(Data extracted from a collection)
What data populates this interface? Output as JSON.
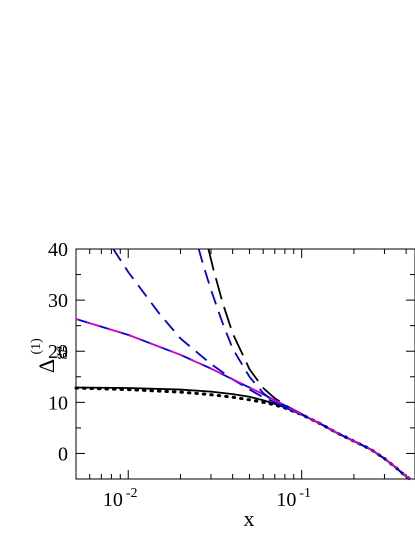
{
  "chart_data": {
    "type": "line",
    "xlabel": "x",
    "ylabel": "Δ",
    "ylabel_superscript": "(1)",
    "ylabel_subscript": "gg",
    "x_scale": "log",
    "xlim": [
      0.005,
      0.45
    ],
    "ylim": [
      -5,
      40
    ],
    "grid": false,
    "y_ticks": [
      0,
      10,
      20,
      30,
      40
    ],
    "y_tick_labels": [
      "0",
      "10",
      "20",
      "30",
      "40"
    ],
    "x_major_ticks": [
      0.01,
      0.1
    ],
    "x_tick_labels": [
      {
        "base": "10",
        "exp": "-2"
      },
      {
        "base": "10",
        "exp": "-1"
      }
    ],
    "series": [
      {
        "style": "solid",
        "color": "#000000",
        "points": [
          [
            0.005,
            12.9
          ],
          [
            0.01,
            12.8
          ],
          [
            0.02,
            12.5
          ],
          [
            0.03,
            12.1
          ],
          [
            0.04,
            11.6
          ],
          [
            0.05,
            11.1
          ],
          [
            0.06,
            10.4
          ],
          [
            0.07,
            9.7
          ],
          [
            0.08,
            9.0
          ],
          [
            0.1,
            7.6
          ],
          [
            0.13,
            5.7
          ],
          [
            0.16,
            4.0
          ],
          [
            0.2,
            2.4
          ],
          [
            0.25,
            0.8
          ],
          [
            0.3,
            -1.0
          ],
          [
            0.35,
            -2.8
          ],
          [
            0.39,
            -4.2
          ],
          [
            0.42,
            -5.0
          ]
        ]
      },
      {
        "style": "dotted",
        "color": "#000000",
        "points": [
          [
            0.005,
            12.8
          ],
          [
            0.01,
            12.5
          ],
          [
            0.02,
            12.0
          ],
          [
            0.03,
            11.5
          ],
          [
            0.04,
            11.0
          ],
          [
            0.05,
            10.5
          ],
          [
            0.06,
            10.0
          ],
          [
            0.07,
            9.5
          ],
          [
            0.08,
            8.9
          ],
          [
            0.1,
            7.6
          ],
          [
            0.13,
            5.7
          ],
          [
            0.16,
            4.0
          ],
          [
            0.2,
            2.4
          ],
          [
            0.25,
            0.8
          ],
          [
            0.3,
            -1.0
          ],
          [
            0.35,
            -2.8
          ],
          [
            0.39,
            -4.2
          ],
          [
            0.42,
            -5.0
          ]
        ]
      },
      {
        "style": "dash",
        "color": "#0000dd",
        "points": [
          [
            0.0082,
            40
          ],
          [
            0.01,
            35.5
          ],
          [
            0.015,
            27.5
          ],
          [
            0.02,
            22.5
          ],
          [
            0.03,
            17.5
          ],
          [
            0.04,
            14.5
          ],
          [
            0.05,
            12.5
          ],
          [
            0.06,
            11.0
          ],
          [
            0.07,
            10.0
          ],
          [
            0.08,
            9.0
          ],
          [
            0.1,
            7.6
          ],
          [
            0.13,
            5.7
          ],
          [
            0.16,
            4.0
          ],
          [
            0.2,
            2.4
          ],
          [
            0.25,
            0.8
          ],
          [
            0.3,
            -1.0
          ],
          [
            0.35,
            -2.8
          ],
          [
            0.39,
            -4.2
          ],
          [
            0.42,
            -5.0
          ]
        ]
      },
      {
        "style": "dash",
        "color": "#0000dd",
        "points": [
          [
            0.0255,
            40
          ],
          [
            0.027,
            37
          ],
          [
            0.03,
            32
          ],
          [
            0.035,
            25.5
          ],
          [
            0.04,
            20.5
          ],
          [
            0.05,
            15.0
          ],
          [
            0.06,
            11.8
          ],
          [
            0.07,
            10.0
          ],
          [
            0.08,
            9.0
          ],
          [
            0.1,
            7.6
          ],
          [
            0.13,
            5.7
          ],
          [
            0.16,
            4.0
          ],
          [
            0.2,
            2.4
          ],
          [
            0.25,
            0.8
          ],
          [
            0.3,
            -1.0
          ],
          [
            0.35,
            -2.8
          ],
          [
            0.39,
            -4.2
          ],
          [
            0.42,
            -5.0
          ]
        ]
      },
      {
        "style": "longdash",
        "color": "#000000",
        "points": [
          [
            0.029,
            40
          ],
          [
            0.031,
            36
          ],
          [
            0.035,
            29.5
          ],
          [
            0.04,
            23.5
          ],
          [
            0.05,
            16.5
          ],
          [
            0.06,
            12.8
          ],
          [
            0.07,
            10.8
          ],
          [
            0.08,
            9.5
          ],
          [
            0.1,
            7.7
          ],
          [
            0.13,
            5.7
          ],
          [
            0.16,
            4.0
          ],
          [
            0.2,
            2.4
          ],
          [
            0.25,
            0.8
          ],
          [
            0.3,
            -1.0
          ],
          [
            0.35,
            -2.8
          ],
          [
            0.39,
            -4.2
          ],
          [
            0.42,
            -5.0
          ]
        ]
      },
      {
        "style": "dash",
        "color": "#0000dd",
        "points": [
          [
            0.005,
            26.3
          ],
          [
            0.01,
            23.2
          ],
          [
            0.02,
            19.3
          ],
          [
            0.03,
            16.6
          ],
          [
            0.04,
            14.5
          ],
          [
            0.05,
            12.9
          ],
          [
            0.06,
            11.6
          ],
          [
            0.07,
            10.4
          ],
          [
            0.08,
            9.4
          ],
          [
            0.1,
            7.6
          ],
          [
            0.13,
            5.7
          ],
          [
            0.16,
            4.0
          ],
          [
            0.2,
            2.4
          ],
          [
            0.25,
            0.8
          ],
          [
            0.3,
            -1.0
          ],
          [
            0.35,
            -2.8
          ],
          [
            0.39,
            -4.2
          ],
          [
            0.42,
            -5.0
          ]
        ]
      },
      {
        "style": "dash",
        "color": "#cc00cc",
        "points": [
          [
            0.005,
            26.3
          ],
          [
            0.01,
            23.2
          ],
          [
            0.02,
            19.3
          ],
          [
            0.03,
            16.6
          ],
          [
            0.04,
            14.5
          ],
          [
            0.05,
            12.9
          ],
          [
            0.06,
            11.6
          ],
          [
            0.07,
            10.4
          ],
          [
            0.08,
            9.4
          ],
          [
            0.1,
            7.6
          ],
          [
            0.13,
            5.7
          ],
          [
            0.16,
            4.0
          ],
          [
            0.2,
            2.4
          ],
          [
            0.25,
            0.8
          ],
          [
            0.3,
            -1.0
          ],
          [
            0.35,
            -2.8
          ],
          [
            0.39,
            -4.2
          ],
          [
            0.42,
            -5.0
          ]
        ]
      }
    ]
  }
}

STATED PROBLEM » Transcribe the records above verbatim. Do not carry over any picture.

FINISHED EXERCISE »
What data populates this interface? Output as JSON.
{
  "chart_data": {
    "type": "line",
    "xlabel": "x",
    "ylabel": "Δ",
    "ylabel_superscript": "(1)",
    "ylabel_subscript": "gg",
    "x_scale": "log",
    "xlim": [
      0.005,
      0.45
    ],
    "ylim": [
      -5,
      40
    ],
    "grid": false,
    "y_ticks": [
      0,
      10,
      20,
      30,
      40
    ],
    "y_tick_labels": [
      "0",
      "10",
      "20",
      "30",
      "40"
    ],
    "x_major_ticks": [
      0.01,
      0.1
    ],
    "x_tick_labels": [
      {
        "base": "10",
        "exp": "-2"
      },
      {
        "base": "10",
        "exp": "-1"
      }
    ],
    "series": [
      {
        "style": "solid",
        "color": "#000000",
        "points": [
          [
            0.005,
            12.9
          ],
          [
            0.01,
            12.8
          ],
          [
            0.02,
            12.5
          ],
          [
            0.03,
            12.1
          ],
          [
            0.04,
            11.6
          ],
          [
            0.05,
            11.1
          ],
          [
            0.06,
            10.4
          ],
          [
            0.07,
            9.7
          ],
          [
            0.08,
            9.0
          ],
          [
            0.1,
            7.6
          ],
          [
            0.13,
            5.7
          ],
          [
            0.16,
            4.0
          ],
          [
            0.2,
            2.4
          ],
          [
            0.25,
            0.8
          ],
          [
            0.3,
            -1.0
          ],
          [
            0.35,
            -2.8
          ],
          [
            0.39,
            -4.2
          ],
          [
            0.42,
            -5.0
          ]
        ]
      },
      {
        "style": "dotted",
        "color": "#000000",
        "points": [
          [
            0.005,
            12.8
          ],
          [
            0.01,
            12.5
          ],
          [
            0.02,
            12.0
          ],
          [
            0.03,
            11.5
          ],
          [
            0.04,
            11.0
          ],
          [
            0.05,
            10.5
          ],
          [
            0.06,
            10.0
          ],
          [
            0.07,
            9.5
          ],
          [
            0.08,
            8.9
          ],
          [
            0.1,
            7.6
          ],
          [
            0.13,
            5.7
          ],
          [
            0.16,
            4.0
          ],
          [
            0.2,
            2.4
          ],
          [
            0.25,
            0.8
          ],
          [
            0.3,
            -1.0
          ],
          [
            0.35,
            -2.8
          ],
          [
            0.39,
            -4.2
          ],
          [
            0.42,
            -5.0
          ]
        ]
      },
      {
        "style": "dash",
        "color": "#0000dd",
        "points": [
          [
            0.0082,
            40
          ],
          [
            0.01,
            35.5
          ],
          [
            0.015,
            27.5
          ],
          [
            0.02,
            22.5
          ],
          [
            0.03,
            17.5
          ],
          [
            0.04,
            14.5
          ],
          [
            0.05,
            12.5
          ],
          [
            0.06,
            11.0
          ],
          [
            0.07,
            10.0
          ],
          [
            0.08,
            9.0
          ],
          [
            0.1,
            7.6
          ],
          [
            0.13,
            5.7
          ],
          [
            0.16,
            4.0
          ],
          [
            0.2,
            2.4
          ],
          [
            0.25,
            0.8
          ],
          [
            0.3,
            -1.0
          ],
          [
            0.35,
            -2.8
          ],
          [
            0.39,
            -4.2
          ],
          [
            0.42,
            -5.0
          ]
        ]
      },
      {
        "style": "dash",
        "color": "#0000dd",
        "points": [
          [
            0.0255,
            40
          ],
          [
            0.027,
            37
          ],
          [
            0.03,
            32
          ],
          [
            0.035,
            25.5
          ],
          [
            0.04,
            20.5
          ],
          [
            0.05,
            15.0
          ],
          [
            0.06,
            11.8
          ],
          [
            0.07,
            10.0
          ],
          [
            0.08,
            9.0
          ],
          [
            0.1,
            7.6
          ],
          [
            0.13,
            5.7
          ],
          [
            0.16,
            4.0
          ],
          [
            0.2,
            2.4
          ],
          [
            0.25,
            0.8
          ],
          [
            0.3,
            -1.0
          ],
          [
            0.35,
            -2.8
          ],
          [
            0.39,
            -4.2
          ],
          [
            0.42,
            -5.0
          ]
        ]
      },
      {
        "style": "longdash",
        "color": "#000000",
        "points": [
          [
            0.029,
            40
          ],
          [
            0.031,
            36
          ],
          [
            0.035,
            29.5
          ],
          [
            0.04,
            23.5
          ],
          [
            0.05,
            16.5
          ],
          [
            0.06,
            12.8
          ],
          [
            0.07,
            10.8
          ],
          [
            0.08,
            9.5
          ],
          [
            0.1,
            7.7
          ],
          [
            0.13,
            5.7
          ],
          [
            0.16,
            4.0
          ],
          [
            0.2,
            2.4
          ],
          [
            0.25,
            0.8
          ],
          [
            0.3,
            -1.0
          ],
          [
            0.35,
            -2.8
          ],
          [
            0.39,
            -4.2
          ],
          [
            0.42,
            -5.0
          ]
        ]
      },
      {
        "style": "dash",
        "color": "#0000dd",
        "points": [
          [
            0.005,
            26.3
          ],
          [
            0.01,
            23.2
          ],
          [
            0.02,
            19.3
          ],
          [
            0.03,
            16.6
          ],
          [
            0.04,
            14.5
          ],
          [
            0.05,
            12.9
          ],
          [
            0.06,
            11.6
          ],
          [
            0.07,
            10.4
          ],
          [
            0.08,
            9.4
          ],
          [
            0.1,
            7.6
          ],
          [
            0.13,
            5.7
          ],
          [
            0.16,
            4.0
          ],
          [
            0.2,
            2.4
          ],
          [
            0.25,
            0.8
          ],
          [
            0.3,
            -1.0
          ],
          [
            0.35,
            -2.8
          ],
          [
            0.39,
            -4.2
          ],
          [
            0.42,
            -5.0
          ]
        ]
      },
      {
        "style": "dash",
        "color": "#cc00cc",
        "points": [
          [
            0.005,
            26.3
          ],
          [
            0.01,
            23.2
          ],
          [
            0.02,
            19.3
          ],
          [
            0.03,
            16.6
          ],
          [
            0.04,
            14.5
          ],
          [
            0.05,
            12.9
          ],
          [
            0.06,
            11.6
          ],
          [
            0.07,
            10.4
          ],
          [
            0.08,
            9.4
          ],
          [
            0.1,
            7.6
          ],
          [
            0.13,
            5.7
          ],
          [
            0.16,
            4.0
          ],
          [
            0.2,
            2.4
          ],
          [
            0.25,
            0.8
          ],
          [
            0.3,
            -1.0
          ],
          [
            0.35,
            -2.8
          ],
          [
            0.39,
            -4.2
          ],
          [
            0.42,
            -5.0
          ]
        ]
      }
    ]
  }
}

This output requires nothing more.